GOAL OF THE EXERCISE | Write out, word for word, everything from "While there may" down to "made external links open in a new tab." in the markdown configuration text below.

PAGE EXTRACT |

*** Begin section ***

While there may be a lot of ways you want to configure your markdown parser, I’m going to go over how I implemented perma-links for my headings, and how I automatically made external links open in a new tab.
Perma-links, which you can check out by hovering over any heading, were added by using markdown-it-anchor and the “link” icon from feather-icons. Simply enable the permalink
option and set the permalinkSymbol
to the icon of your choice.
To ensure external links open in a new tab, I used markdown-it-link-attributes, which lets you apply attributes to links meeting a certain criteria. In my case, I made sure to add target=_blank
and rel= noopener noreferrer
to all links with absolute URLs, since I only use relative URLs for internal links.
/**
* Set markdown libraries
*
* @link https://www.11ty.dev/docs/languages/markdown/#optional-set-your-own-library-instance
*/
eleventyConfig.setLibrary(
'md',
markdownIt({ html: true })
.use(markdownItAnchor, {
permalink: true,
permalinkSymbol: '<i data-feather="link" class="link"></i>',
})
.use(markdownItLinkAttr, {
// Make external links open in a new tab.
pattern: /^https?:\/\//,
attrs: {
target: '_blank',
rel: 'noopener noreferrer',
},
})

*** End section ***

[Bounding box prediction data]

*** Begin section ***

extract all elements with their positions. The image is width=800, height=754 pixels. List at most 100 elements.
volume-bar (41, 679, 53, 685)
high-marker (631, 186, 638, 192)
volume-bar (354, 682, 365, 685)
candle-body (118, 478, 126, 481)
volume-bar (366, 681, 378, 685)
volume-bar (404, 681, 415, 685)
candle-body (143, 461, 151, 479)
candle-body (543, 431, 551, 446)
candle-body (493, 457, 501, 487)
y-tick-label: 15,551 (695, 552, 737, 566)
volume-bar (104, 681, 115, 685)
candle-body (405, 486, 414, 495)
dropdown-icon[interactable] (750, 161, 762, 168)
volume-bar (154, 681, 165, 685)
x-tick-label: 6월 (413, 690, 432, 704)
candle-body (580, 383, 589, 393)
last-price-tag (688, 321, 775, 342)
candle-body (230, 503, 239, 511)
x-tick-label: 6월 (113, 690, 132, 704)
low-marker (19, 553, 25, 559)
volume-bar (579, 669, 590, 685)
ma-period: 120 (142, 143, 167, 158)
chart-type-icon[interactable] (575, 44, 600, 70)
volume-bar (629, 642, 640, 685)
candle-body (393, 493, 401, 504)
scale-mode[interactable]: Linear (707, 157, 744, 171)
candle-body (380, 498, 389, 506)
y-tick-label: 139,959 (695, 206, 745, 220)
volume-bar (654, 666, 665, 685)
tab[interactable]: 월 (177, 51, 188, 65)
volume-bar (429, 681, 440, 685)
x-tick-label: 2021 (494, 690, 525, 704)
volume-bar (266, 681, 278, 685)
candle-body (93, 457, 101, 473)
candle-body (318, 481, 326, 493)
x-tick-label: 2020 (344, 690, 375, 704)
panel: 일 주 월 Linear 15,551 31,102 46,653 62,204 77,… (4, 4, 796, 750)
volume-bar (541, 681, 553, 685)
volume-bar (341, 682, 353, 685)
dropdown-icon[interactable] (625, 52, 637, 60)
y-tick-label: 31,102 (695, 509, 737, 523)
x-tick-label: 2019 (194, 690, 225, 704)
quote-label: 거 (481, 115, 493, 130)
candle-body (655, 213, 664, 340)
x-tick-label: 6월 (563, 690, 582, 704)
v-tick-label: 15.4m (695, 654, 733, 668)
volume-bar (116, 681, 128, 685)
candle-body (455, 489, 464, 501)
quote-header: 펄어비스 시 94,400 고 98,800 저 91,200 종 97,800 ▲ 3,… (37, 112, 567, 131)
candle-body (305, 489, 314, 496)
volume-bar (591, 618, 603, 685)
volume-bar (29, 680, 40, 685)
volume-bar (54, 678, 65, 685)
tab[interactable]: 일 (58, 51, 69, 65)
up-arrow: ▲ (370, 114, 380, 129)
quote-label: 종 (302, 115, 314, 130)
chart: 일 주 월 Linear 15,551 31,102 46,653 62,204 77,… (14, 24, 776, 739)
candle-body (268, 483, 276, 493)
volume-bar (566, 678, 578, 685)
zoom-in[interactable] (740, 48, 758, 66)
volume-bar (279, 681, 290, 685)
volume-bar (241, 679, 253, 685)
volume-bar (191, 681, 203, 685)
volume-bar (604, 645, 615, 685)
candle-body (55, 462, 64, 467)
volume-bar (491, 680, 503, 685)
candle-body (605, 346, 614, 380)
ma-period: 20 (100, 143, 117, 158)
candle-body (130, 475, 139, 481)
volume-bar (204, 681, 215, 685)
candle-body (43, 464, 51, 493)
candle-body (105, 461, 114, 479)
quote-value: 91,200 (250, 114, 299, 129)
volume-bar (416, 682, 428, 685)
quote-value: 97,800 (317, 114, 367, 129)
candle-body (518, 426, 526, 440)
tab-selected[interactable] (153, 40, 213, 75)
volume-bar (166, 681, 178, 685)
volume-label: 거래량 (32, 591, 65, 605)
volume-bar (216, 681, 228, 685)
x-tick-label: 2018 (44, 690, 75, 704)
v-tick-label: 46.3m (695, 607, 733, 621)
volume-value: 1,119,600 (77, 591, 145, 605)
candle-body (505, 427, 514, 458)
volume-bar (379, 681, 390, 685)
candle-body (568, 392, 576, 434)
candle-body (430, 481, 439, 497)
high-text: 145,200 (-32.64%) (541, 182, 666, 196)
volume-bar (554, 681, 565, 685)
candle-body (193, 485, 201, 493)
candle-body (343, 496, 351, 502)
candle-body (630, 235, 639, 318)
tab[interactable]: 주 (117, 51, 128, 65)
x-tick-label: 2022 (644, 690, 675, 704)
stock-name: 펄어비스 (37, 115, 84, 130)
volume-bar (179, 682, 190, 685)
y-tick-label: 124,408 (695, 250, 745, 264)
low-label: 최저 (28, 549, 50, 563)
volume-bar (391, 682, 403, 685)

*** End section ***

TASK OUTPUT |
While there may be a lot of ways you want to configure your markdown parser, I’m going to go over how I implemented perma-links for my headings, and how I automatically made external links open in a new tab.